**What you are asked to do**: Which lines in the items below contain the string "more"? Pick out each such line and copy it; case counts.
**** Dataset content ****
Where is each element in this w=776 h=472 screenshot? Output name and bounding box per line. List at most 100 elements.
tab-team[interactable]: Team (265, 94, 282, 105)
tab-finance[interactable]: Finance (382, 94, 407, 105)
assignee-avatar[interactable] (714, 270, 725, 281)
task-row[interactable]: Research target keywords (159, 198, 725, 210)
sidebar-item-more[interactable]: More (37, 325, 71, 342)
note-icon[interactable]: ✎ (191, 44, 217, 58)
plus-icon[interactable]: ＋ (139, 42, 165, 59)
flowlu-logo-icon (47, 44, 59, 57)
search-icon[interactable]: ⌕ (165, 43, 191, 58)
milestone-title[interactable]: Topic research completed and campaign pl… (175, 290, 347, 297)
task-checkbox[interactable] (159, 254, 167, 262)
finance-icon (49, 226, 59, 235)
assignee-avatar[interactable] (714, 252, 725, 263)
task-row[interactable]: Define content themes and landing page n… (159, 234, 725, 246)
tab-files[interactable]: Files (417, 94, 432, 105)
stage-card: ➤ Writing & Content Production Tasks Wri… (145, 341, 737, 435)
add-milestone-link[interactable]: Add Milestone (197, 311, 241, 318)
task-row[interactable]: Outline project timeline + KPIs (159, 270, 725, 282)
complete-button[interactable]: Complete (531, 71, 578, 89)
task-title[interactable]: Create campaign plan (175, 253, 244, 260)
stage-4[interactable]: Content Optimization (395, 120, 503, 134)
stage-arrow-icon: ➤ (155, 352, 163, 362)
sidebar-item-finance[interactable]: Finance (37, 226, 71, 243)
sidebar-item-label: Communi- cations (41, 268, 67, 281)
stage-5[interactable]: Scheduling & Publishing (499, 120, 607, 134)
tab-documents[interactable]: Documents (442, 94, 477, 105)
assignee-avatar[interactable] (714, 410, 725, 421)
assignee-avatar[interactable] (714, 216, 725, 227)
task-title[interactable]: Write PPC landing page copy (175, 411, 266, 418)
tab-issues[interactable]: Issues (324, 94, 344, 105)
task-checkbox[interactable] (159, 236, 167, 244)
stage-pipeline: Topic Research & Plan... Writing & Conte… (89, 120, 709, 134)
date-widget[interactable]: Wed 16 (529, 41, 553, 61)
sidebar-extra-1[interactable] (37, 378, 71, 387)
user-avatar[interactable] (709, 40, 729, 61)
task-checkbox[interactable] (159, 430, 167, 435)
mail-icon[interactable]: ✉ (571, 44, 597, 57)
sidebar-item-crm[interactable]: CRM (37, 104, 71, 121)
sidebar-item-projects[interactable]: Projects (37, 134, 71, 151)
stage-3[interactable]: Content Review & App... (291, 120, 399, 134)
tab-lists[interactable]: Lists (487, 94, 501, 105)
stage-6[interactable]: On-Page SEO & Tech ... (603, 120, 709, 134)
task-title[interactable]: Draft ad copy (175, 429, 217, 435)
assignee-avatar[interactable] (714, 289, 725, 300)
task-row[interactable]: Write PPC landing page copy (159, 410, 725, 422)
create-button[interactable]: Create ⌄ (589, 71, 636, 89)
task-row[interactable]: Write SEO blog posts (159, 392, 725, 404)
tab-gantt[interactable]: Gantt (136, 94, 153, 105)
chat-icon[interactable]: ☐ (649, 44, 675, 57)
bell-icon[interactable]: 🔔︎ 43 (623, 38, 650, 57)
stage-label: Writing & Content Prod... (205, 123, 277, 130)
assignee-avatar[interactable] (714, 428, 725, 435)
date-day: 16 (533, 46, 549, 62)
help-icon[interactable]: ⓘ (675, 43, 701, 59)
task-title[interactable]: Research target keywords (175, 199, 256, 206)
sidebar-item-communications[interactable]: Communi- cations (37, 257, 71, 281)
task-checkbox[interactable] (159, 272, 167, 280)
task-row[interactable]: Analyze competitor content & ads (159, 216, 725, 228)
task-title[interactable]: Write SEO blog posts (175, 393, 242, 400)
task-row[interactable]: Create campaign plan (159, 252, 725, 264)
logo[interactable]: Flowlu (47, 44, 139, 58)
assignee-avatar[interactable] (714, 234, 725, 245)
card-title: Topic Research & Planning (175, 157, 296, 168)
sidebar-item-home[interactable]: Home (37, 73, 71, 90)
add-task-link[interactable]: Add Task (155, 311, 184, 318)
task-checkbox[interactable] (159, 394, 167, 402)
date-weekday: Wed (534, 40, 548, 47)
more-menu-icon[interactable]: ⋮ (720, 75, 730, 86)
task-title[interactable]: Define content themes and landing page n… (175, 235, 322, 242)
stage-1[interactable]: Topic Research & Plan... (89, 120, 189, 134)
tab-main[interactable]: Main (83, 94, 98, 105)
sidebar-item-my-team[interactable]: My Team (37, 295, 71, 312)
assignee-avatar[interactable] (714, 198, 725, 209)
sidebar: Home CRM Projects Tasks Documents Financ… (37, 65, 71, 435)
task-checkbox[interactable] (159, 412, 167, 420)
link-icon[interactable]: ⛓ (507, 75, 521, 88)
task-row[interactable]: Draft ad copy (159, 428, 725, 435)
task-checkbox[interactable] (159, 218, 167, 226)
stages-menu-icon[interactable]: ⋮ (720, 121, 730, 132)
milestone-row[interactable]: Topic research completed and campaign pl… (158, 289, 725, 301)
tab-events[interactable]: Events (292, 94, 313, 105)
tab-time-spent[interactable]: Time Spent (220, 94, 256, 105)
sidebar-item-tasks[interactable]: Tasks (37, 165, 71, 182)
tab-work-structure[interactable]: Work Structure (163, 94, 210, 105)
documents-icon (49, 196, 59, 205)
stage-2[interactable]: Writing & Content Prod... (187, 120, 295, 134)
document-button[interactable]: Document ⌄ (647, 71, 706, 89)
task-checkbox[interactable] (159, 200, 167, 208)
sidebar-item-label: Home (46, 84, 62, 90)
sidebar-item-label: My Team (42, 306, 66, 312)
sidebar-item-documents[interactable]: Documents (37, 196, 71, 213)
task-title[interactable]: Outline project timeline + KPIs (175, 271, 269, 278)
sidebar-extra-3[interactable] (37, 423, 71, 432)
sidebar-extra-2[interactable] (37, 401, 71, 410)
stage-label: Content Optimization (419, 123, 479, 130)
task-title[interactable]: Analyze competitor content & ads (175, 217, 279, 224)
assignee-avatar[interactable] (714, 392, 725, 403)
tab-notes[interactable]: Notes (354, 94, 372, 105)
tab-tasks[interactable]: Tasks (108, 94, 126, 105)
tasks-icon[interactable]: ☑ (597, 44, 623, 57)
****
**Exercise output**:
sidebar-item-more[interactable]: More (37, 325, 71, 342)
more-menu-icon[interactable]: ⋮ (720, 75, 730, 86)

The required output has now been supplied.